Exactly as written, please set down all of the entries again, with no pictures.

* * *

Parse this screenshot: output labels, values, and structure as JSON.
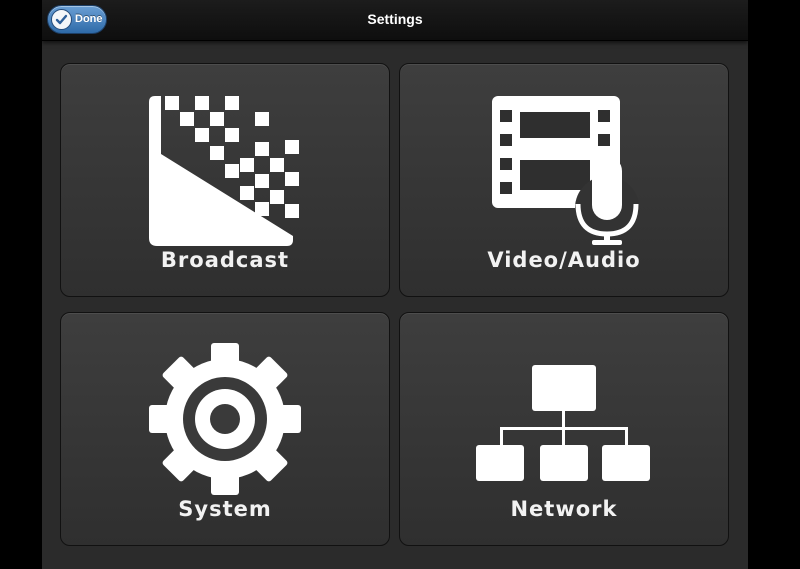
{
  "header": {
    "title": "Settings",
    "done_label": "Done"
  },
  "tiles": [
    {
      "label": "Broadcast",
      "icon": "broadcast-icon"
    },
    {
      "label": "Video/Audio",
      "icon": "video-audio-icon"
    },
    {
      "label": "System",
      "icon": "gear-icon"
    },
    {
      "label": "Network",
      "icon": "network-icon"
    }
  ],
  "colors": {
    "background": "#2b2b2b",
    "tile": "#383838",
    "accent": "#4a83c0",
    "icon": "#ffffff"
  }
}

* * *

RESULT:
Parse this screenshot: output labels, values, and structure as JSON.
{
  "header": {
    "title": "Settings",
    "done_label": "Done"
  },
  "tiles": [
    {
      "label": "Broadcast",
      "icon": "broadcast-icon"
    },
    {
      "label": "Video/Audio",
      "icon": "video-audio-icon"
    },
    {
      "label": "System",
      "icon": "gear-icon"
    },
    {
      "label": "Network",
      "icon": "network-icon"
    }
  ],
  "colors": {
    "background": "#2b2b2b",
    "tile": "#383838",
    "accent": "#4a83c0",
    "icon": "#ffffff"
  }
}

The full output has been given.